## Task directions:
Reproduce the records from the line with "chat-messages-area[interactable]: Hi Hi, how" to the line with "472, 407, 497]", putting "primary-content-area" in place of "main-content-area" and changing nothing else.

----

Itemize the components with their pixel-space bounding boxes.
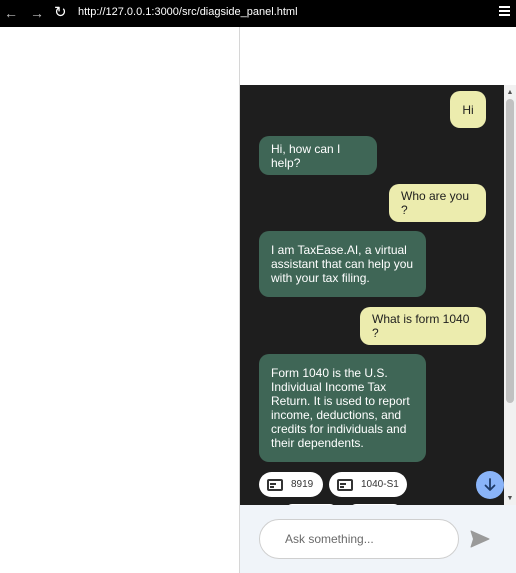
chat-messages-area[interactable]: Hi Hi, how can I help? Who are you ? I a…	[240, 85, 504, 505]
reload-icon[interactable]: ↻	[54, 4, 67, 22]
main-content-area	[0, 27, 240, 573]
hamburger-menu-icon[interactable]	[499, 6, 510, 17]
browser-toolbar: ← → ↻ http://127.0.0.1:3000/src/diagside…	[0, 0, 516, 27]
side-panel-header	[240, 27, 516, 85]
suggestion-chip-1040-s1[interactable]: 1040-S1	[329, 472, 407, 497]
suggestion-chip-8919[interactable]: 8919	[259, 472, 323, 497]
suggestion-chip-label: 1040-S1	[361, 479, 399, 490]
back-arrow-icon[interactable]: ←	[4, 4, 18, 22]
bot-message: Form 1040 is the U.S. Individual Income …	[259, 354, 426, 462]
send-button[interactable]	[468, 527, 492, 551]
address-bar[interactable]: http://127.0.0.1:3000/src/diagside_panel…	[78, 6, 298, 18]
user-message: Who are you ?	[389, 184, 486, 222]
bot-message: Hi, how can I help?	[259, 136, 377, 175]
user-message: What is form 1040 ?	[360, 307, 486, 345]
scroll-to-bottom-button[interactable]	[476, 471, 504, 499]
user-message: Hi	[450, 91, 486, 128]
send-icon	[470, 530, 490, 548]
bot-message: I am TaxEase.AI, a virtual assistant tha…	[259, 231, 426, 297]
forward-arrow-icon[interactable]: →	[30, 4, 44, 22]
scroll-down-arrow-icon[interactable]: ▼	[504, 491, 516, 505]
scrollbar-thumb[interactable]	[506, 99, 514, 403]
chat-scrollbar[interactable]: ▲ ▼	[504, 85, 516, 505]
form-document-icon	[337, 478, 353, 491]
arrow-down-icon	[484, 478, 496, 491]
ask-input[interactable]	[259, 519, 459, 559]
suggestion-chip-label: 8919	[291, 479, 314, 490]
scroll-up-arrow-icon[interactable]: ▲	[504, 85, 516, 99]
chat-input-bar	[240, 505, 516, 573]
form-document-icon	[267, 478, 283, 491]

----

## Completed task:
chat-messages-area[interactable]: Hi Hi, how can I help? Who are you ? I a…	[240, 85, 504, 505]
reload-icon[interactable]: ↻	[54, 4, 67, 22]
primary-content-area	[0, 27, 240, 573]
hamburger-menu-icon[interactable]	[499, 6, 510, 17]
browser-toolbar: ← → ↻ http://127.0.0.1:3000/src/diagside…	[0, 0, 516, 27]
side-panel-header	[240, 27, 516, 85]
suggestion-chip-1040-s1[interactable]: 1040-S1	[329, 472, 407, 497]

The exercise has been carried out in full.